Repeat the listing in full, word for word.

[Stored data entries]
-*-

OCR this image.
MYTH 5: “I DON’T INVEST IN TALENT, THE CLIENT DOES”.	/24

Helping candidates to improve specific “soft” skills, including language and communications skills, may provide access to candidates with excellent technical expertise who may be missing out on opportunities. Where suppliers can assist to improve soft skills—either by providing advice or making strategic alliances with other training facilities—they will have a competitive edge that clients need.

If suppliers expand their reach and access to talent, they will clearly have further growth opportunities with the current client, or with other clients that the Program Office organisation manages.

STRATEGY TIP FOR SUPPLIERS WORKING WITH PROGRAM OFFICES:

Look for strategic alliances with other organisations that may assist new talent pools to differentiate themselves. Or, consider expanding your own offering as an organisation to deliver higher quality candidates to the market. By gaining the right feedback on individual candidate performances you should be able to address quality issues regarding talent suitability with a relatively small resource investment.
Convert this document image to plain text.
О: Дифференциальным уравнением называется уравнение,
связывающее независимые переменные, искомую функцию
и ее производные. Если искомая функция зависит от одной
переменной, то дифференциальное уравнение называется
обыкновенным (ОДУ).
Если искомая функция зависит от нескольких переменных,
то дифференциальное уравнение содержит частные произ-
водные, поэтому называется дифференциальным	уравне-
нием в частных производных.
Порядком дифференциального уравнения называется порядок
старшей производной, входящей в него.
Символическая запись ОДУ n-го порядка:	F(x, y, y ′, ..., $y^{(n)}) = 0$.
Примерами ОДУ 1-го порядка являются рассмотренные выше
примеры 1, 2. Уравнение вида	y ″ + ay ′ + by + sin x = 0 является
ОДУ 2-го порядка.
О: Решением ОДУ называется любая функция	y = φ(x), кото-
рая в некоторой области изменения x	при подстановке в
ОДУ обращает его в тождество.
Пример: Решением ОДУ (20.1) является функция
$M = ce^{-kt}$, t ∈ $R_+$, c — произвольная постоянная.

-*-

▶ _Written solution_:
OCR this image.
MYTH 5: “I DON’T INVEST IN TALENT, THE CLIENT DOES”.	/24

Helping candidates to improve specific “soft” skills, including language and communications skills, may provide access to candidates with excellent technical expertise who may be missing out on opportunities. Where suppliers can assist to improve soft skills—either by providing advice or making strategic alliances with other training facilities—they will have a competitive edge that clients need.

If suppliers expand their reach and access to talent, they will clearly have further growth opportunities with the current client, or with other clients that the Program Office organisation manages.

STRATEGY TIP FOR SUPPLIERS WORKING WITH PROGRAM OFFICES:

Look for strategic alliances with other organisations that may assist new talent pools to differentiate themselves. Or, consider expanding your own offering as an organisation to deliver higher quality candidates to the market. By gaining the right feedback on individual candidate performances you should be able to address quality issues regarding talent suitability with a relatively small resource investment.
Convert this document image to plain text.
О: Дифференциальным уравнением называется уравнение,
связывающее независимые переменные, искомую функцию
и ее производные. Если искомая функция зависит от одной
переменной, то дифференциальное уравнение называется
обыкновенным (ОДУ).
Если искомая функция зависит от нескольких переменных,
то дифференциальное уравнение содержит частные произ-
водные, поэтому называется дифференциальным	уравне-
нием в частных производных.
Порядком дифференциального уравнения называется порядок
старшей производной, входящей в него.
Символическая запись ОДУ n-го порядка:	F(x, y, y ′, ..., $y^{(n)}) = 0$.
Примерами ОДУ 1-го порядка являются рассмотренные выше
примеры 1, 2. Уравнение вида	y ″ + ay ′ + by + sin x = 0 является
ОДУ 2-го порядка.
О: Решением ОДУ называется любая функция	y = φ(x), кото-
рая в некоторой области изменения x	при подстановке в
ОДУ обращает его в тождество.
Пример: Решением ОДУ (20.1) является функция
$M = ce^{-kt}$, t ∈ $R_+$, c — произвольная постоянная.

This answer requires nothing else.